* START SUPPLIED ENTRIES *
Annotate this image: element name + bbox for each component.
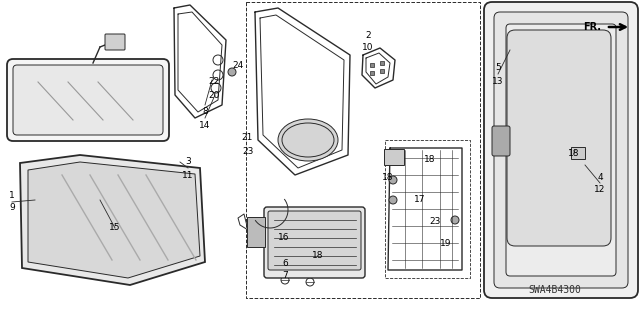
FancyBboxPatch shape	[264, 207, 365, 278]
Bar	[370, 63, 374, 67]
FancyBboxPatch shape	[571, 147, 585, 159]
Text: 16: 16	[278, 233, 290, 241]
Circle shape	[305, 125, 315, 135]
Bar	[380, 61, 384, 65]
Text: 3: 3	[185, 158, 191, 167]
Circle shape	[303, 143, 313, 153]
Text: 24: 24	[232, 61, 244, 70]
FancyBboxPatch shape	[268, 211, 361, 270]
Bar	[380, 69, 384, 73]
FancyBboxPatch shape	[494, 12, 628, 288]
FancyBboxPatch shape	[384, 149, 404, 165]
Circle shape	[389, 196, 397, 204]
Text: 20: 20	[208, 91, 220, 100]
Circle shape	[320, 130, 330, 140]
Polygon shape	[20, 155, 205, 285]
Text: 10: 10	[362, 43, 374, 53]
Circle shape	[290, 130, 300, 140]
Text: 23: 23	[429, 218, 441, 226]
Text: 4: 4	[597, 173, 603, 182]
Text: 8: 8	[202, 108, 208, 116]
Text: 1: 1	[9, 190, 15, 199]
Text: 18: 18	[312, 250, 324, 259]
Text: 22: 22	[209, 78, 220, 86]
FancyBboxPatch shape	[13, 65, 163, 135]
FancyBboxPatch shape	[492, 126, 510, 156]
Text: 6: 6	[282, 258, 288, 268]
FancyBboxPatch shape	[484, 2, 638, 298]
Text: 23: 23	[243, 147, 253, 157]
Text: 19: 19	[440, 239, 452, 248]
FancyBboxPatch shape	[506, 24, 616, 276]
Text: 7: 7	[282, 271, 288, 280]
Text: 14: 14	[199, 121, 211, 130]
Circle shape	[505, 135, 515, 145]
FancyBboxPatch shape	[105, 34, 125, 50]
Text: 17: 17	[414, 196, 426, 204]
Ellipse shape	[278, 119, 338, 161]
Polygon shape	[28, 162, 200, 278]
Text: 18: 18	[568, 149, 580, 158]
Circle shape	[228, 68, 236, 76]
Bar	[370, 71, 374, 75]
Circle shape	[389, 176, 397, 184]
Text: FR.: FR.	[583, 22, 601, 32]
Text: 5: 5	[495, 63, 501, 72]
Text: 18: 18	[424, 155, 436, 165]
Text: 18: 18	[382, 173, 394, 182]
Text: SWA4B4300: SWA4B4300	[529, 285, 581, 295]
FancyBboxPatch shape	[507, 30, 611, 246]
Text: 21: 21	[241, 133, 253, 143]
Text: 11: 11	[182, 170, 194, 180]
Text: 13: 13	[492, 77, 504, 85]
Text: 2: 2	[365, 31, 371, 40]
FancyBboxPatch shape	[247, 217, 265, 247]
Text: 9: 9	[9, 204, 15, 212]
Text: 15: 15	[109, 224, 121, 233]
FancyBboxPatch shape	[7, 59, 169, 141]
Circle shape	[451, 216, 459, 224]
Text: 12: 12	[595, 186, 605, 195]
* END SUPPLIED ENTRIES *
* START SUPPLIED ENTRIES *
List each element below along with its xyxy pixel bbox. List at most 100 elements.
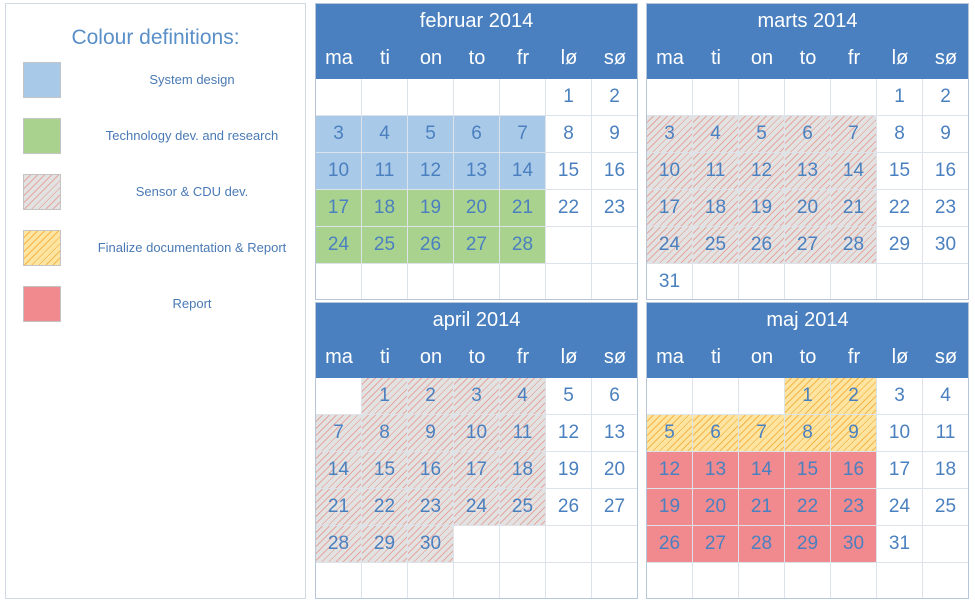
* END SUPPLIED ENTRIES *
» STATED GOAL:
Return the lines that run from the one containing "Annotate this image: element" through the one containing "155, 205, 285]", both included, copied exactly and with the pictures left out.

» FULL ANSWER:
Annotate this image: element name + bbox for each component.
FancyBboxPatch shape	[264, 207, 365, 278]
Bar	[370, 63, 374, 67]
FancyBboxPatch shape	[571, 147, 585, 159]
Text: 16: 16	[278, 233, 290, 241]
Circle shape	[305, 125, 315, 135]
Bar	[380, 61, 384, 65]
Text: 3: 3	[185, 158, 191, 167]
Circle shape	[303, 143, 313, 153]
Text: 24: 24	[232, 61, 244, 70]
FancyBboxPatch shape	[268, 211, 361, 270]
Bar	[380, 69, 384, 73]
FancyBboxPatch shape	[494, 12, 628, 288]
FancyBboxPatch shape	[384, 149, 404, 165]
Circle shape	[389, 196, 397, 204]
Text: 20: 20	[208, 91, 220, 100]
Circle shape	[320, 130, 330, 140]
Polygon shape	[20, 155, 205, 285]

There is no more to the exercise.